>> begin Input records

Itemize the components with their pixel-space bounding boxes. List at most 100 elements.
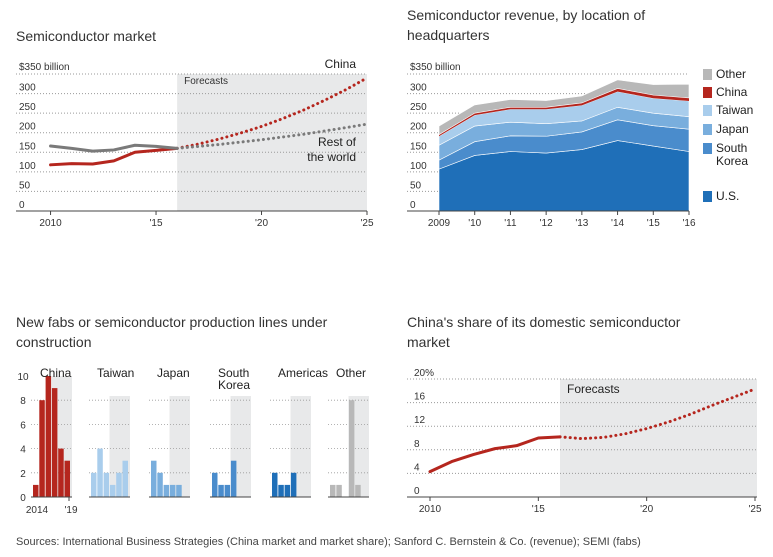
legend-label-south-korea: Korea — [716, 154, 748, 168]
y-tick-label: 150 — [410, 141, 427, 152]
china-line — [49, 146, 179, 167]
y-tick-label: 4 — [414, 462, 420, 473]
x-tick-label: 2010 — [419, 504, 442, 515]
americas-bar — [278, 484, 284, 497]
taiwan-bar — [116, 472, 122, 497]
legend-swatch-japan — [703, 124, 712, 135]
south-korea-bar — [212, 472, 218, 497]
fabs-title-line-2: construction — [16, 334, 92, 350]
x-tick-label: '15 — [647, 218, 660, 229]
china-share-line — [428, 435, 562, 474]
y-tick-label: 12 — [414, 415, 426, 426]
share-chart-title: China's share of its domestic semiconduc… — [407, 312, 680, 352]
legend-label-taiwan: Taiwan — [716, 103, 753, 117]
other-group-label: Other — [336, 366, 366, 380]
china-group-label: China — [40, 366, 72, 380]
revenue-chart-title: Semiconductor revenue, by location of he… — [407, 5, 645, 45]
rest-of-world-line — [49, 143, 179, 153]
y-tick-label: 50 — [410, 180, 422, 191]
revenue-title-line-2: headquarters — [407, 27, 490, 43]
y-tick-label: 100 — [410, 161, 427, 172]
y-tick-label: $350 billion — [19, 62, 70, 73]
china-forecast-line — [175, 76, 369, 150]
other-bar — [348, 400, 355, 497]
rest-of-world-annotation-1: Rest of — [318, 135, 357, 149]
china-bar — [64, 460, 70, 497]
x-tick-label: '20 — [640, 504, 653, 515]
y-tick-label: $350 billion — [410, 62, 461, 73]
x-tick-label: 2010 — [39, 218, 62, 229]
forecast-label: Forecasts — [567, 382, 620, 396]
japan-bar — [157, 472, 163, 497]
y-tick-label: 16 — [414, 392, 426, 403]
other-bar — [330, 484, 336, 497]
legend-swatch-south-korea — [703, 143, 712, 154]
y-tick-label: 200 — [19, 122, 36, 133]
y-tick-label: 0 — [19, 200, 25, 211]
americas-group-label: Americas — [278, 366, 328, 380]
americas-bar — [284, 484, 291, 497]
y-tick-label: 150 — [19, 141, 36, 152]
y-tick-label: 0 — [414, 486, 420, 497]
south-korea-bar — [218, 484, 224, 497]
china-bar — [45, 376, 52, 497]
china-area — [439, 88, 689, 137]
china-bar — [58, 448, 64, 497]
x-tick-label: '13 — [575, 218, 588, 229]
y-tick-label: 0 — [20, 493, 26, 504]
sources-note: Sources: International Business Strategi… — [16, 536, 641, 548]
fabs-title-line-1: New fabs or semiconductor production lin… — [16, 314, 328, 330]
china-bar — [39, 400, 45, 497]
y-tick-label: 8 — [20, 396, 26, 407]
y-tick-label: 300 — [19, 83, 36, 94]
south-korea-bar — [224, 484, 231, 497]
x-tick-label: '25 — [748, 504, 761, 515]
y-tick-label: 100 — [19, 161, 36, 172]
y-tick-label: 300 — [410, 83, 427, 94]
x-tick-label: '25 — [360, 218, 373, 229]
x-tick-label: '19 — [64, 505, 77, 516]
x-tick-label: '15 — [532, 504, 545, 515]
forecast-region — [177, 74, 367, 211]
americas-bar — [272, 472, 278, 497]
legend-swatch-china — [703, 87, 712, 98]
taiwan-group-label: Taiwan — [97, 366, 134, 380]
legend-label-china: China — [716, 85, 748, 99]
taiwan-bar — [103, 472, 110, 497]
y-tick-label: 10 — [17, 372, 29, 383]
south-korea-group-label: South — [218, 366, 249, 380]
japan-bar — [169, 484, 176, 497]
japan-bar — [176, 484, 182, 497]
y-tick-label: 20% — [414, 368, 434, 379]
y-tick-label: 8 — [414, 439, 420, 450]
other-area — [438, 79, 690, 136]
rest-of-world-annotation-2: the world — [307, 150, 356, 164]
x-tick-label: '11 — [504, 218, 517, 229]
x-tick-label: '15 — [150, 218, 163, 229]
y-tick-label: 0 — [410, 200, 416, 211]
forecast-region-japan — [169, 396, 190, 497]
y-tick-label: 250 — [19, 102, 36, 113]
legend-swatch-taiwan — [703, 105, 712, 116]
other-bar — [336, 484, 342, 497]
y-tick-label: 4 — [20, 445, 26, 456]
taiwan-bar — [97, 448, 103, 497]
legend-swatch-other — [703, 69, 712, 80]
other-bar — [355, 484, 361, 497]
china-bar — [51, 388, 58, 497]
x-tick-label: '12 — [540, 218, 553, 229]
forecast-region — [560, 379, 757, 497]
y-tick-label: 6 — [20, 420, 26, 431]
legend-label-south-korea: South — [716, 141, 747, 155]
china-bar — [33, 484, 39, 497]
china-share-forecast-line — [558, 387, 757, 441]
share-title-line-2: market — [407, 334, 450, 350]
x-tick-label: '14 — [611, 218, 624, 229]
legend-label-japan: Japan — [716, 122, 749, 136]
south-korea-bar — [230, 460, 237, 497]
x-tick-label: '20 — [255, 218, 268, 229]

>> end Input records

- Exercise directions: Reproduce every row above verbatim, omitting the picture placeholders.

- Answer for the task:
Itemize the components with their pixel-space bounding boxes. List at most 100 elements.
legend-label-south-korea: Korea — [716, 154, 748, 168]
y-tick-label: 150 — [410, 141, 427, 152]
china-line — [49, 146, 179, 167]
y-tick-label: 4 — [414, 462, 420, 473]
x-tick-label: 2010 — [419, 504, 442, 515]
americas-bar — [278, 484, 284, 497]
taiwan-bar — [116, 472, 122, 497]
legend-swatch-japan — [703, 124, 712, 135]
south-korea-bar — [212, 472, 218, 497]
fabs-title-line-2: construction — [16, 334, 92, 350]
x-tick-label: '15 — [647, 218, 660, 229]
china-share-line — [428, 435, 562, 474]
y-tick-label: 12 — [414, 415, 426, 426]
share-chart-title: China's share of its domestic semiconduc… — [407, 312, 680, 352]
legend-label-taiwan: Taiwan — [716, 103, 753, 117]
other-group-label: Other — [336, 366, 366, 380]
china-group-label: China — [40, 366, 72, 380]
revenue-chart-title: Semiconductor revenue, by location of he… — [407, 5, 645, 45]
rest-of-world-line — [49, 143, 179, 153]
y-tick-label: 50 — [410, 180, 422, 191]
revenue-title-line-2: headquarters — [407, 27, 490, 43]
y-tick-label: 100 — [410, 161, 427, 172]
y-tick-label: $350 billion — [19, 62, 70, 73]
china-forecast-line — [175, 76, 369, 150]
other-bar — [348, 400, 355, 497]
rest-of-world-annotation-1: Rest of — [318, 135, 357, 149]
china-bar — [64, 460, 70, 497]
x-tick-label: '20 — [640, 504, 653, 515]
y-tick-label: $350 billion — [410, 62, 461, 73]
x-tick-label: 2010 — [39, 218, 62, 229]
forecast-label: Forecasts — [567, 382, 620, 396]
japan-bar — [157, 472, 163, 497]
y-tick-label: 16 — [414, 392, 426, 403]
other-bar — [330, 484, 336, 497]
legend-swatch-south-korea — [703, 143, 712, 154]
y-tick-label: 200 — [19, 122, 36, 133]
y-tick-label: 0 — [19, 200, 25, 211]
americas-group-label: Americas — [278, 366, 328, 380]
americas-bar — [284, 484, 291, 497]
y-tick-label: 150 — [19, 141, 36, 152]
y-tick-label: 0 — [414, 486, 420, 497]
south-korea-bar — [218, 484, 224, 497]
china-bar — [45, 376, 52, 497]
china-area — [439, 88, 689, 137]
china-bar — [58, 448, 64, 497]
x-tick-label: '13 — [575, 218, 588, 229]
y-tick-label: 0 — [20, 493, 26, 504]
sources-note: Sources: International Business Strategi… — [16, 536, 641, 548]
fabs-title-line-1: New fabs or semiconductor production lin… — [16, 314, 328, 330]
china-bar — [39, 400, 45, 497]
y-tick-label: 8 — [20, 396, 26, 407]
y-tick-label: 300 — [19, 83, 36, 94]
south-korea-bar — [224, 484, 231, 497]
x-tick-label: '25 — [748, 504, 761, 515]
y-tick-label: 100 — [19, 161, 36, 172]
y-tick-label: 300 — [410, 83, 427, 94]
x-tick-label: '25 — [360, 218, 373, 229]
x-tick-label: '19 — [64, 505, 77, 516]
x-tick-label: '15 — [532, 504, 545, 515]
forecast-region — [177, 74, 367, 211]
americas-bar — [272, 472, 278, 497]
legend-swatch-china — [703, 87, 712, 98]
taiwan-group-label: Taiwan — [97, 366, 134, 380]
legend-label-china: China — [716, 85, 748, 99]
taiwan-bar — [103, 472, 110, 497]
y-tick-label: 10 — [17, 372, 29, 383]
south-korea-group-label: South — [218, 366, 249, 380]
japan-bar — [169, 484, 176, 497]
japan-bar — [176, 484, 182, 497]
y-tick-label: 20% — [414, 368, 434, 379]
y-tick-label: 8 — [414, 439, 420, 450]
other-area — [438, 79, 690, 136]
rest-of-world-annotation-2: the world — [307, 150, 356, 164]
x-tick-label: '11 — [504, 218, 517, 229]
x-tick-label: '15 — [150, 218, 163, 229]
y-tick-label: 0 — [410, 200, 416, 211]
forecast-region-japan — [169, 396, 190, 497]
y-tick-label: 250 — [19, 102, 36, 113]
legend-swatch-taiwan — [703, 105, 712, 116]
other-bar — [336, 484, 342, 497]
y-tick-label: 4 — [20, 445, 26, 456]
taiwan-bar — [97, 448, 103, 497]
legend-swatch-other — [703, 69, 712, 80]
other-bar — [355, 484, 361, 497]
china-bar — [51, 388, 58, 497]
x-tick-label: '12 — [540, 218, 553, 229]
forecast-region — [560, 379, 757, 497]
y-tick-label: 6 — [20, 420, 26, 431]
legend-label-south-korea: South — [716, 141, 747, 155]
china-bar — [33, 484, 39, 497]
china-share-forecast-line — [558, 387, 757, 441]
share-title-line-2: market — [407, 334, 450, 350]
x-tick-label: '14 — [611, 218, 624, 229]
legend-label-japan: Japan — [716, 122, 749, 136]
south-korea-bar — [230, 460, 237, 497]
x-tick-label: '20 — [255, 218, 268, 229]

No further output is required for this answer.